(SOURCE RECORDS)
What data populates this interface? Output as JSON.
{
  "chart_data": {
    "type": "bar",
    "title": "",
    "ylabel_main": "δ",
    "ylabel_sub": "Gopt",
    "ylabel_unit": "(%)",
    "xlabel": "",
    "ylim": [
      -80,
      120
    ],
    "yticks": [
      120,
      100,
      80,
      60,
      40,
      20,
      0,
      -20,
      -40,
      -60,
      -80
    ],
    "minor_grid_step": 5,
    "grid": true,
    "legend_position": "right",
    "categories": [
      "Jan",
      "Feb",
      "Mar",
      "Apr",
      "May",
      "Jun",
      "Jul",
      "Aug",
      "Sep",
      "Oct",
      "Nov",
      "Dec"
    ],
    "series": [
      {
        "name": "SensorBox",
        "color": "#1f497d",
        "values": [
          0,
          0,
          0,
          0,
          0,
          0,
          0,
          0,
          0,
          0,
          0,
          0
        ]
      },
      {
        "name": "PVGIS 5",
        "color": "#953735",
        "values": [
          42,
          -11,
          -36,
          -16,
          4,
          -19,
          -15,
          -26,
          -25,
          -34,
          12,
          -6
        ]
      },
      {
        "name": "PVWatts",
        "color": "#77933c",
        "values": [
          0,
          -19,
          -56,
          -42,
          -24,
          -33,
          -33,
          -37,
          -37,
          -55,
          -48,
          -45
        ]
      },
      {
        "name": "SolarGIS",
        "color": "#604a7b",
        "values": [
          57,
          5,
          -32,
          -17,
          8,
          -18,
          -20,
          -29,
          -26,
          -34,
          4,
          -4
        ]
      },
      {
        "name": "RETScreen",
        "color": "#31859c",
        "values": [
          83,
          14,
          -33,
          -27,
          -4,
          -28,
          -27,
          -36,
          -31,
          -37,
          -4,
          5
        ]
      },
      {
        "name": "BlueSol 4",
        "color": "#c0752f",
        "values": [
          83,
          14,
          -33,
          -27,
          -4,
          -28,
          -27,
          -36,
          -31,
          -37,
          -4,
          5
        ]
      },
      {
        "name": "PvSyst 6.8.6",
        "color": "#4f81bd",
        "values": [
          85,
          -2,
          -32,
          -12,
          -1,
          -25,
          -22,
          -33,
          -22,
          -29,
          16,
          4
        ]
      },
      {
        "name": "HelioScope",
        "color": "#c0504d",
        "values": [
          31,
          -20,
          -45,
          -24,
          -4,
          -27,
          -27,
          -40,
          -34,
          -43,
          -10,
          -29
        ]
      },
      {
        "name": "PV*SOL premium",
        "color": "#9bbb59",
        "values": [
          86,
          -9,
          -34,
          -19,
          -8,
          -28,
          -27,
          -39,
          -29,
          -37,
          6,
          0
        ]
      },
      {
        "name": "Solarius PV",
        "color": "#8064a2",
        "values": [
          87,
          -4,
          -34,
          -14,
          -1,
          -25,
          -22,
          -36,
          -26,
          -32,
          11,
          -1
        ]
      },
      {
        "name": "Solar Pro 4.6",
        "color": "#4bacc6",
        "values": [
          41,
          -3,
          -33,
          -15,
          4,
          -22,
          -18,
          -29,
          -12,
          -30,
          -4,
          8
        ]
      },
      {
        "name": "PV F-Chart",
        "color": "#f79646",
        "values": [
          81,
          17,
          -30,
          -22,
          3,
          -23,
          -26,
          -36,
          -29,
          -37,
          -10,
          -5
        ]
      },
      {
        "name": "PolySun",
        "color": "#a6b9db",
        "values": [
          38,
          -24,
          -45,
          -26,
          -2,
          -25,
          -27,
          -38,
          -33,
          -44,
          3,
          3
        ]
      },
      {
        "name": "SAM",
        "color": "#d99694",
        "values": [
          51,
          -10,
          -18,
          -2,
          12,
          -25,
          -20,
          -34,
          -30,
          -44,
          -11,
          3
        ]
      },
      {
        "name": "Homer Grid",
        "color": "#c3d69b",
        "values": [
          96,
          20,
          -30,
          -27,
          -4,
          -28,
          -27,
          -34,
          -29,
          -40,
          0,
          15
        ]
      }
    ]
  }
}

(EXERCISE) Extract all the material, leaving every line as it is.

(REPLY)
What data populates this interface? Output as JSON.
{
  "chart_data": {
    "type": "bar",
    "title": "",
    "ylabel_main": "δ",
    "ylabel_sub": "Gopt",
    "ylabel_unit": "(%)",
    "xlabel": "",
    "ylim": [
      -80,
      120
    ],
    "yticks": [
      120,
      100,
      80,
      60,
      40,
      20,
      0,
      -20,
      -40,
      -60,
      -80
    ],
    "minor_grid_step": 5,
    "grid": true,
    "legend_position": "right",
    "categories": [
      "Jan",
      "Feb",
      "Mar",
      "Apr",
      "May",
      "Jun",
      "Jul",
      "Aug",
      "Sep",
      "Oct",
      "Nov",
      "Dec"
    ],
    "series": [
      {
        "name": "SensorBox",
        "color": "#1f497d",
        "values": [
          0,
          0,
          0,
          0,
          0,
          0,
          0,
          0,
          0,
          0,
          0,
          0
        ]
      },
      {
        "name": "PVGIS 5",
        "color": "#953735",
        "values": [
          42,
          -11,
          -36,
          -16,
          4,
          -19,
          -15,
          -26,
          -25,
          -34,
          12,
          -6
        ]
      },
      {
        "name": "PVWatts",
        "color": "#77933c",
        "values": [
          0,
          -19,
          -56,
          -42,
          -24,
          -33,
          -33,
          -37,
          -37,
          -55,
          -48,
          -45
        ]
      },
      {
        "name": "SolarGIS",
        "color": "#604a7b",
        "values": [
          57,
          5,
          -32,
          -17,
          8,
          -18,
          -20,
          -29,
          -26,
          -34,
          4,
          -4
        ]
      },
      {
        "name": "RETScreen",
        "color": "#31859c",
        "values": [
          83,
          14,
          -33,
          -27,
          -4,
          -28,
          -27,
          -36,
          -31,
          -37,
          -4,
          5
        ]
      },
      {
        "name": "BlueSol 4",
        "color": "#c0752f",
        "values": [
          83,
          14,
          -33,
          -27,
          -4,
          -28,
          -27,
          -36,
          -31,
          -37,
          -4,
          5
        ]
      },
      {
        "name": "PvSyst 6.8.6",
        "color": "#4f81bd",
        "values": [
          85,
          -2,
          -32,
          -12,
          -1,
          -25,
          -22,
          -33,
          -22,
          -29,
          16,
          4
        ]
      },
      {
        "name": "HelioScope",
        "color": "#c0504d",
        "values": [
          31,
          -20,
          -45,
          -24,
          -4,
          -27,
          -27,
          -40,
          -34,
          -43,
          -10,
          -29
        ]
      },
      {
        "name": "PV*SOL premium",
        "color": "#9bbb59",
        "values": [
          86,
          -9,
          -34,
          -19,
          -8,
          -28,
          -27,
          -39,
          -29,
          -37,
          6,
          0
        ]
      },
      {
        "name": "Solarius PV",
        "color": "#8064a2",
        "values": [
          87,
          -4,
          -34,
          -14,
          -1,
          -25,
          -22,
          -36,
          -26,
          -32,
          11,
          -1
        ]
      },
      {
        "name": "Solar Pro 4.6",
        "color": "#4bacc6",
        "values": [
          41,
          -3,
          -33,
          -15,
          4,
          -22,
          -18,
          -29,
          -12,
          -30,
          -4,
          8
        ]
      },
      {
        "name": "PV F-Chart",
        "color": "#f79646",
        "values": [
          81,
          17,
          -30,
          -22,
          3,
          -23,
          -26,
          -36,
          -29,
          -37,
          -10,
          -5
        ]
      },
      {
        "name": "PolySun",
        "color": "#a6b9db",
        "values": [
          38,
          -24,
          -45,
          -26,
          -2,
          -25,
          -27,
          -38,
          -33,
          -44,
          3,
          3
        ]
      },
      {
        "name": "SAM",
        "color": "#d99694",
        "values": [
          51,
          -10,
          -18,
          -2,
          12,
          -25,
          -20,
          -34,
          -30,
          -44,
          -11,
          3
        ]
      },
      {
        "name": "Homer Grid",
        "color": "#c3d69b",
        "values": [
          96,
          20,
          -30,
          -27,
          -4,
          -28,
          -27,
          -34,
          -29,
          -40,
          0,
          15
        ]
      }
    ]
  }
}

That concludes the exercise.